- GIVEN PROBLEM
Give back the full material, exactly as it reads.

○ ○ ○ ○

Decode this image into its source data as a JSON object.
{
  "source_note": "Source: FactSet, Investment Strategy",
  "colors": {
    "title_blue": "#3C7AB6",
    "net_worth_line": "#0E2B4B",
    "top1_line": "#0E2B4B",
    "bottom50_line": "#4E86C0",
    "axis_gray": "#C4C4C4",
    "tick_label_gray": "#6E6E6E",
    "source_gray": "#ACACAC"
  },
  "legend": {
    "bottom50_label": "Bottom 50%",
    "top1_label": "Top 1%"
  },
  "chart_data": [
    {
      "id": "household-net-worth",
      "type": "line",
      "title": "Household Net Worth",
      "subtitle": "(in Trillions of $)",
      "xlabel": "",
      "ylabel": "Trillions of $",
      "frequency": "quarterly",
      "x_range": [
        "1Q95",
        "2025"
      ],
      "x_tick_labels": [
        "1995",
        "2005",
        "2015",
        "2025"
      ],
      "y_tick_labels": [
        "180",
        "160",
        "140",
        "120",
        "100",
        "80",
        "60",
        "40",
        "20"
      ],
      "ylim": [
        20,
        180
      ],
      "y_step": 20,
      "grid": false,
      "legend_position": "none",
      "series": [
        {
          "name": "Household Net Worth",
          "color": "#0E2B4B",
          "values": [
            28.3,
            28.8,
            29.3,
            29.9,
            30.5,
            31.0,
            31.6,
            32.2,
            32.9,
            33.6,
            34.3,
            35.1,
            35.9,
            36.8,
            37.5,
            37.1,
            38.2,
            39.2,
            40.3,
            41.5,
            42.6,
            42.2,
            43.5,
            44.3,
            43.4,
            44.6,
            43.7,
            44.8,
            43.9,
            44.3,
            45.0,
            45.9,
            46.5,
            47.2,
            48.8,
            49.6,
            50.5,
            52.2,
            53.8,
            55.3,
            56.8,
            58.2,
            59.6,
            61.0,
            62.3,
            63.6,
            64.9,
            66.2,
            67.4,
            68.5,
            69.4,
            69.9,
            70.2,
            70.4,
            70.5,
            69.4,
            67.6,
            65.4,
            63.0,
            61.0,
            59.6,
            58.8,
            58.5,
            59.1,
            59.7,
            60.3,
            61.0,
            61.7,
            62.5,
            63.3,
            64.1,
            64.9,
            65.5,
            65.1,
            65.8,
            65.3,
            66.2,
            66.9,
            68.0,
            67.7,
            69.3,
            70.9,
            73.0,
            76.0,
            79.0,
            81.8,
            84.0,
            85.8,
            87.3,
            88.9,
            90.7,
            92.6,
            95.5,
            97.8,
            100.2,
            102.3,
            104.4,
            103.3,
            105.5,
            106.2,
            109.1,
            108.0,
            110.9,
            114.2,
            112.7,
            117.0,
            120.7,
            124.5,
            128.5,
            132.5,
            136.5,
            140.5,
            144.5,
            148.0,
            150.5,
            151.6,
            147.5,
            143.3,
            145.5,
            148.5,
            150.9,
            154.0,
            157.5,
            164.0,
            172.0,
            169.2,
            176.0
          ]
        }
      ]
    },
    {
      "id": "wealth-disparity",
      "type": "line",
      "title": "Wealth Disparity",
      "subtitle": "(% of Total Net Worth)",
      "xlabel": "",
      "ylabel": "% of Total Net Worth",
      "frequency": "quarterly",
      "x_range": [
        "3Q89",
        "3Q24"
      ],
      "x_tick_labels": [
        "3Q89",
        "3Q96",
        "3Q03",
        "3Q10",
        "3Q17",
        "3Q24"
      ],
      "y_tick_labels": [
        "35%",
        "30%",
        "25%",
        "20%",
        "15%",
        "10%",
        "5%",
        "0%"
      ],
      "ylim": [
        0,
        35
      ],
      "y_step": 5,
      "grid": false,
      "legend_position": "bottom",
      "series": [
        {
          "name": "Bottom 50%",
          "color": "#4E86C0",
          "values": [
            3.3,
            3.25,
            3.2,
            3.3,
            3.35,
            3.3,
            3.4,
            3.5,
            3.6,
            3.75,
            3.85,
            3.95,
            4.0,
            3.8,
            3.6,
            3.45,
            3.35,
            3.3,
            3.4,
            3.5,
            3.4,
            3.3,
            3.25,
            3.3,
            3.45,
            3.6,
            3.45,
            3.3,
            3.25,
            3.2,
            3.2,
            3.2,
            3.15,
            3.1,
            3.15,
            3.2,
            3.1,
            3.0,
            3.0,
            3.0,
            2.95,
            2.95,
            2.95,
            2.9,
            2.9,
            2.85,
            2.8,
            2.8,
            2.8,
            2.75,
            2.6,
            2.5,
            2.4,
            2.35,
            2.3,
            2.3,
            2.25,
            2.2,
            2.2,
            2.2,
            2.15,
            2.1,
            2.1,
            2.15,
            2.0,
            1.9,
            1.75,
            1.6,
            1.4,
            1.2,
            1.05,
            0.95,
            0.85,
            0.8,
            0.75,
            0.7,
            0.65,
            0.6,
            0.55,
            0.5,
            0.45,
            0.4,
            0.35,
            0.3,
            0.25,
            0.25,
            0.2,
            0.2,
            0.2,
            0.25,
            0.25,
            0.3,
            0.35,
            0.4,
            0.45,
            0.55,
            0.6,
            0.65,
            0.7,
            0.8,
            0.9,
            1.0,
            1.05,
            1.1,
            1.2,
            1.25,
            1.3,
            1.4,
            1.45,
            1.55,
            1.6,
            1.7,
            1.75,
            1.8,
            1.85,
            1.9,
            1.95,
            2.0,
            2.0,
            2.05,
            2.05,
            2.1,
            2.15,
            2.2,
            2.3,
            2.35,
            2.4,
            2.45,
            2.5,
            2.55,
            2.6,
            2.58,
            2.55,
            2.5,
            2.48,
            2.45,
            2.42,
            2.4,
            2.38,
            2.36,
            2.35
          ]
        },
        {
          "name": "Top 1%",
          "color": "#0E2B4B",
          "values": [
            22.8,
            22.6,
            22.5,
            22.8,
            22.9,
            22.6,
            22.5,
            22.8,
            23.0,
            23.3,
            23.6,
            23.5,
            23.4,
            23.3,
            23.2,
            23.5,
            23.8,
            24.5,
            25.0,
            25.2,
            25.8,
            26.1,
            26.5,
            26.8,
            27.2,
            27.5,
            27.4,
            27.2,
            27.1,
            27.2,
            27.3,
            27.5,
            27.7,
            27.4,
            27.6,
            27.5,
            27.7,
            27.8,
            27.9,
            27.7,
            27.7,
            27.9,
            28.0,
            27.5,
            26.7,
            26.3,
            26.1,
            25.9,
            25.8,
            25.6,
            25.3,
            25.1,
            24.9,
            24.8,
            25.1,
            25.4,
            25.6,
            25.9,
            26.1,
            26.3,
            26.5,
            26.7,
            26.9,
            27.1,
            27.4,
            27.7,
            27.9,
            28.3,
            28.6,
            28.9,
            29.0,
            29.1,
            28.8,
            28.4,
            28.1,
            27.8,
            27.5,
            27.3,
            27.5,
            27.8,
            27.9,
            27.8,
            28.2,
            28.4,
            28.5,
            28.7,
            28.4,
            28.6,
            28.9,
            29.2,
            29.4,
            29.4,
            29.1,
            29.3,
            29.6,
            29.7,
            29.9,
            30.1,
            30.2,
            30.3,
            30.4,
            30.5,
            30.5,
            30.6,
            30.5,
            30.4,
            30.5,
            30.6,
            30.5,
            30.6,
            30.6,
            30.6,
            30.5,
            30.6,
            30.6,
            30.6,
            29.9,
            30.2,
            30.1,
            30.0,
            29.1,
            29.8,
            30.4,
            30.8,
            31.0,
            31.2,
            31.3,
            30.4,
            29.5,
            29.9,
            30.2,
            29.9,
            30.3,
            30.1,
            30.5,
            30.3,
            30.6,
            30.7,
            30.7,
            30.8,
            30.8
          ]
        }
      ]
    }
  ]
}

○ ○ ○ ○

- EXERCISE RESPONSE
Decode this image into its source data as a JSON object.
{
  "source_note": "Source: FactSet, Investment Strategy",
  "colors": {
    "title_blue": "#3C7AB6",
    "net_worth_line": "#0E2B4B",
    "top1_line": "#0E2B4B",
    "bottom50_line": "#4E86C0",
    "axis_gray": "#C4C4C4",
    "tick_label_gray": "#6E6E6E",
    "source_gray": "#ACACAC"
  },
  "legend": {
    "bottom50_label": "Bottom 50%",
    "top1_label": "Top 1%"
  },
  "chart_data": [
    {
      "id": "household-net-worth",
      "type": "line",
      "title": "Household Net Worth",
      "subtitle": "(in Trillions of $)",
      "xlabel": "",
      "ylabel": "Trillions of $",
      "frequency": "quarterly",
      "x_range": [
        "1Q95",
        "2025"
      ],
      "x_tick_labels": [
        "1995",
        "2005",
        "2015",
        "2025"
      ],
      "y_tick_labels": [
        "180",
        "160",
        "140",
        "120",
        "100",
        "80",
        "60",
        "40",
        "20"
      ],
      "ylim": [
        20,
        180
      ],
      "y_step": 20,
      "grid": false,
      "legend_position": "none",
      "series": [
        {
          "name": "Household Net Worth",
          "color": "#0E2B4B",
          "values": [
            28.3,
            28.8,
            29.3,
            29.9,
            30.5,
            31.0,
            31.6,
            32.2,
            32.9,
            33.6,
            34.3,
            35.1,
            35.9,
            36.8,
            37.5,
            37.1,
            38.2,
            39.2,
            40.3,
            41.5,
            42.6,
            42.2,
            43.5,
            44.3,
            43.4,
            44.6,
            43.7,
            44.8,
            43.9,
            44.3,
            45.0,
            45.9,
            46.5,
            47.2,
            48.8,
            49.6,
            50.5,
            52.2,
            53.8,
            55.3,
            56.8,
            58.2,
            59.6,
            61.0,
            62.3,
            63.6,
            64.9,
            66.2,
            67.4,
            68.5,
            69.4,
            69.9,
            70.2,
            70.4,
            70.5,
            69.4,
            67.6,
            65.4,
            63.0,
            61.0,
            59.6,
            58.8,
            58.5,
            59.1,
            59.7,
            60.3,
            61.0,
            61.7,
            62.5,
            63.3,
            64.1,
            64.9,
            65.5,
            65.1,
            65.8,
            65.3,
            66.2,
            66.9,
            68.0,
            67.7,
            69.3,
            70.9,
            73.0,
            76.0,
            79.0,
            81.8,
            84.0,
            85.8,
            87.3,
            88.9,
            90.7,
            92.6,
            95.5,
            97.8,
            100.2,
            102.3,
            104.4,
            103.3,
            105.5,
            106.2,
            109.1,
            108.0,
            110.9,
            114.2,
            112.7,
            117.0,
            120.7,
            124.5,
            128.5,
            132.5,
            136.5,
            140.5,
            144.5,
            148.0,
            150.5,
            151.6,
            147.5,
            143.3,
            145.5,
            148.5,
            150.9,
            154.0,
            157.5,
            164.0,
            172.0,
            169.2,
            176.0
          ]
        }
      ]
    },
    {
      "id": "wealth-disparity",
      "type": "line",
      "title": "Wealth Disparity",
      "subtitle": "(% of Total Net Worth)",
      "xlabel": "",
      "ylabel": "% of Total Net Worth",
      "frequency": "quarterly",
      "x_range": [
        "3Q89",
        "3Q24"
      ],
      "x_tick_labels": [
        "3Q89",
        "3Q96",
        "3Q03",
        "3Q10",
        "3Q17",
        "3Q24"
      ],
      "y_tick_labels": [
        "35%",
        "30%",
        "25%",
        "20%",
        "15%",
        "10%",
        "5%",
        "0%"
      ],
      "ylim": [
        0,
        35
      ],
      "y_step": 5,
      "grid": false,
      "legend_position": "bottom",
      "series": [
        {
          "name": "Bottom 50%",
          "color": "#4E86C0",
          "values": [
            3.3,
            3.25,
            3.2,
            3.3,
            3.35,
            3.3,
            3.4,
            3.5,
            3.6,
            3.75,
            3.85,
            3.95,
            4.0,
            3.8,
            3.6,
            3.45,
            3.35,
            3.3,
            3.4,
            3.5,
            3.4,
            3.3,
            3.25,
            3.3,
            3.45,
            3.6,
            3.45,
            3.3,
            3.25,
            3.2,
            3.2,
            3.2,
            3.15,
            3.1,
            3.15,
            3.2,
            3.1,
            3.0,
            3.0,
            3.0,
            2.95,
            2.95,
            2.95,
            2.9,
            2.9,
            2.85,
            2.8,
            2.8,
            2.8,
            2.75,
            2.6,
            2.5,
            2.4,
            2.35,
            2.3,
            2.3,
            2.25,
            2.2,
            2.2,
            2.2,
            2.15,
            2.1,
            2.1,
            2.15,
            2.0,
            1.9,
            1.75,
            1.6,
            1.4,
            1.2,
            1.05,
            0.95,
            0.85,
            0.8,
            0.75,
            0.7,
            0.65,
            0.6,
            0.55,
            0.5,
            0.45,
            0.4,
            0.35,
            0.3,
            0.25,
            0.25,
            0.2,
            0.2,
            0.2,
            0.25,
            0.25,
            0.3,
            0.35,
            0.4,
            0.45,
            0.55,
            0.6,
            0.65,
            0.7,
            0.8,
            0.9,
            1.0,
            1.05,
            1.1,
            1.2,
            1.25,
            1.3,
            1.4,
            1.45,
            1.55,
            1.6,
            1.7,
            1.75,
            1.8,
            1.85,
            1.9,
            1.95,
            2.0,
            2.0,
            2.05,
            2.05,
            2.1,
            2.15,
            2.2,
            2.3,
            2.35,
            2.4,
            2.45,
            2.5,
            2.55,
            2.6,
            2.58,
            2.55,
            2.5,
            2.48,
            2.45,
            2.42,
            2.4,
            2.38,
            2.36,
            2.35
          ]
        },
        {
          "name": "Top 1%",
          "color": "#0E2B4B",
          "values": [
            22.8,
            22.6,
            22.5,
            22.8,
            22.9,
            22.6,
            22.5,
            22.8,
            23.0,
            23.3,
            23.6,
            23.5,
            23.4,
            23.3,
            23.2,
            23.5,
            23.8,
            24.5,
            25.0,
            25.2,
            25.8,
            26.1,
            26.5,
            26.8,
            27.2,
            27.5,
            27.4,
            27.2,
            27.1,
            27.2,
            27.3,
            27.5,
            27.7,
            27.4,
            27.6,
            27.5,
            27.7,
            27.8,
            27.9,
            27.7,
            27.7,
            27.9,
            28.0,
            27.5,
            26.7,
            26.3,
            26.1,
            25.9,
            25.8,
            25.6,
            25.3,
            25.1,
            24.9,
            24.8,
            25.1,
            25.4,
            25.6,
            25.9,
            26.1,
            26.3,
            26.5,
            26.7,
            26.9,
            27.1,
            27.4,
            27.7,
            27.9,
            28.3,
            28.6,
            28.9,
            29.0,
            29.1,
            28.8,
            28.4,
            28.1,
            27.8,
            27.5,
            27.3,
            27.5,
            27.8,
            27.9,
            27.8,
            28.2,
            28.4,
            28.5,
            28.7,
            28.4,
            28.6,
            28.9,
            29.2,
            29.4,
            29.4,
            29.1,
            29.3,
            29.6,
            29.7,
            29.9,
            30.1,
            30.2,
            30.3,
            30.4,
            30.5,
            30.5,
            30.6,
            30.5,
            30.4,
            30.5,
            30.6,
            30.5,
            30.6,
            30.6,
            30.6,
            30.5,
            30.6,
            30.6,
            30.6,
            29.9,
            30.2,
            30.1,
            30.0,
            29.1,
            29.8,
            30.4,
            30.8,
            31.0,
            31.2,
            31.3,
            30.4,
            29.5,
            29.9,
            30.2,
            29.9,
            30.3,
            30.1,
            30.5,
            30.3,
            30.6,
            30.7,
            30.7,
            30.8,
            30.8
          ]
        }
      ]
    }
  ]
}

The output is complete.